(Dataset records)
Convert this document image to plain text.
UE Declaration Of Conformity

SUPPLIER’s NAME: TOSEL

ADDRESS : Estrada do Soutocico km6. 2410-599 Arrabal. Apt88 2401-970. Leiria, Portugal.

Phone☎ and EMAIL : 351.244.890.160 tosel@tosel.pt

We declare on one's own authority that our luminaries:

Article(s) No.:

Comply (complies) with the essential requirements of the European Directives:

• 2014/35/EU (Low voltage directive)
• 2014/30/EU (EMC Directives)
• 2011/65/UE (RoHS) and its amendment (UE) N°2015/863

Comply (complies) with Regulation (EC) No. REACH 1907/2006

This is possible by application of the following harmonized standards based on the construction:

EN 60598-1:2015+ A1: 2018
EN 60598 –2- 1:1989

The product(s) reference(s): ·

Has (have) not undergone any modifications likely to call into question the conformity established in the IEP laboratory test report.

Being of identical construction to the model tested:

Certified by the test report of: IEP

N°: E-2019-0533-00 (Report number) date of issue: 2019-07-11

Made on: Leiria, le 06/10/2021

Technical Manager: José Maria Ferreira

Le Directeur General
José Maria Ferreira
* * *
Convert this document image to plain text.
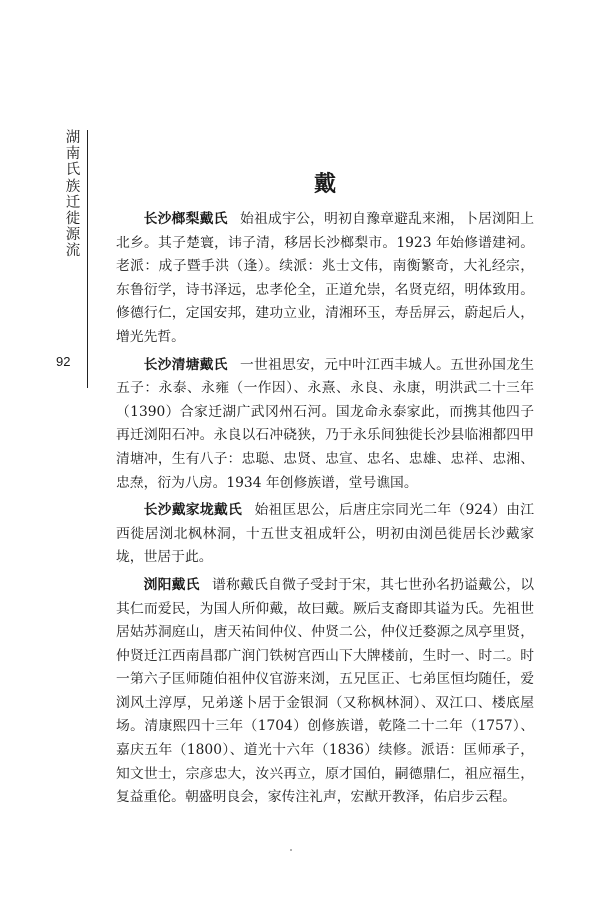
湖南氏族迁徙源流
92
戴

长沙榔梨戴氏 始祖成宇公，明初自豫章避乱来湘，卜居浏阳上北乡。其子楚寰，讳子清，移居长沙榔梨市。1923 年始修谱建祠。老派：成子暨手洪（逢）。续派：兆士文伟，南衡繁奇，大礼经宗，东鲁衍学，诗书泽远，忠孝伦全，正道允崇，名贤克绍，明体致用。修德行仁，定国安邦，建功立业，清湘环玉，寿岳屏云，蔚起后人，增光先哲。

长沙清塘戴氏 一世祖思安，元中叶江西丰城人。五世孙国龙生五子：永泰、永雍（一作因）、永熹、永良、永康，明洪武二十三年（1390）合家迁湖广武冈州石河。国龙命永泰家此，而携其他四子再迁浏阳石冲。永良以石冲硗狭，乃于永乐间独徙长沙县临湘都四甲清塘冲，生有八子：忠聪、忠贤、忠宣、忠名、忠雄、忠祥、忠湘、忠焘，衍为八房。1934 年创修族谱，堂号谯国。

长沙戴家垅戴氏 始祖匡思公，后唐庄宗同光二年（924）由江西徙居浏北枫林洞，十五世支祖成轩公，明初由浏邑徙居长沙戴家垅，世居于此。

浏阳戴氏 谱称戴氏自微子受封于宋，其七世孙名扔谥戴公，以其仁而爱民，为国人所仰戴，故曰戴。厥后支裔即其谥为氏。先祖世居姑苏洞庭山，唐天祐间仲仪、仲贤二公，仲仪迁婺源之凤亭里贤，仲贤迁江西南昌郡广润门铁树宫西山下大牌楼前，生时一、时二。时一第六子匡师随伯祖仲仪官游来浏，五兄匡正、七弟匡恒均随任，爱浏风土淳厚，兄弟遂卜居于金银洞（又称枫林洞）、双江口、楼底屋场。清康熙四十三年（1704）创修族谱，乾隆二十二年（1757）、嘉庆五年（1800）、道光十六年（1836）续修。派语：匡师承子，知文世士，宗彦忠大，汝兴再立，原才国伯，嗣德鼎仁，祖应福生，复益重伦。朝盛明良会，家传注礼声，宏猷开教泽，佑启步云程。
...
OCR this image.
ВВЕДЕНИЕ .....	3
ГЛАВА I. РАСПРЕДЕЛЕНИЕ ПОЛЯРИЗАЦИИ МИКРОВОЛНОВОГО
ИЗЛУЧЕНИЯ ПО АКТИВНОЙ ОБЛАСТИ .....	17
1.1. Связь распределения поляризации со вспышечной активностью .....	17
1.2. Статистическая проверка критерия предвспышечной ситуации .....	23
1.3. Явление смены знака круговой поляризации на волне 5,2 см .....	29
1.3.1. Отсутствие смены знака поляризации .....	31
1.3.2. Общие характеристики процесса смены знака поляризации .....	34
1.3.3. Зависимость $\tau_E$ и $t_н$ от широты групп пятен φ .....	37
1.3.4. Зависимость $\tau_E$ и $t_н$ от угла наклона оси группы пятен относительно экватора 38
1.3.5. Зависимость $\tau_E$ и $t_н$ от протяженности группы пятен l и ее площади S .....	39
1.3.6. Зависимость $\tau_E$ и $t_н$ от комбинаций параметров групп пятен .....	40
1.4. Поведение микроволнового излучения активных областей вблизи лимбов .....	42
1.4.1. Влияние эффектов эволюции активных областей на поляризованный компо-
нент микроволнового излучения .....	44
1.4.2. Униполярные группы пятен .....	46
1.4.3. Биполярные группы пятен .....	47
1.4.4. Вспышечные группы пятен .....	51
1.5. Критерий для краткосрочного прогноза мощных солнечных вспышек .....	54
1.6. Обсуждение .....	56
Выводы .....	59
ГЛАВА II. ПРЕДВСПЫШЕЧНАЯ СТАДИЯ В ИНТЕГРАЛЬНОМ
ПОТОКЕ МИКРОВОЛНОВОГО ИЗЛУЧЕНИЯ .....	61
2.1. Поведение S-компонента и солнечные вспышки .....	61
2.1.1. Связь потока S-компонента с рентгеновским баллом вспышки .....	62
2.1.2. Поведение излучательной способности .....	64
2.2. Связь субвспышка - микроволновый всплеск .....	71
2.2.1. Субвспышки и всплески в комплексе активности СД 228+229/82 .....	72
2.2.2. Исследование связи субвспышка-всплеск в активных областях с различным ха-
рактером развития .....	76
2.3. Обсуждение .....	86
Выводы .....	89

THE PROBLEM: Copy every line of the entries above in which "группы" occurs.

RIGHT ANSWER:
1.3.4. Зависимость $\tau_E$ и $t_н$ от угла наклона оси группы пятен относительно экватора 38
1.3.5. Зависимость $\tau_E$ и $t_н$ от протяженности группы пятен l и ее площади S .....	39
1.4.2. Униполярные группы пятен .....	46
1.4.3. Биполярные группы пятен .....	47
1.4.4. Вспышечные группы пятен .....	51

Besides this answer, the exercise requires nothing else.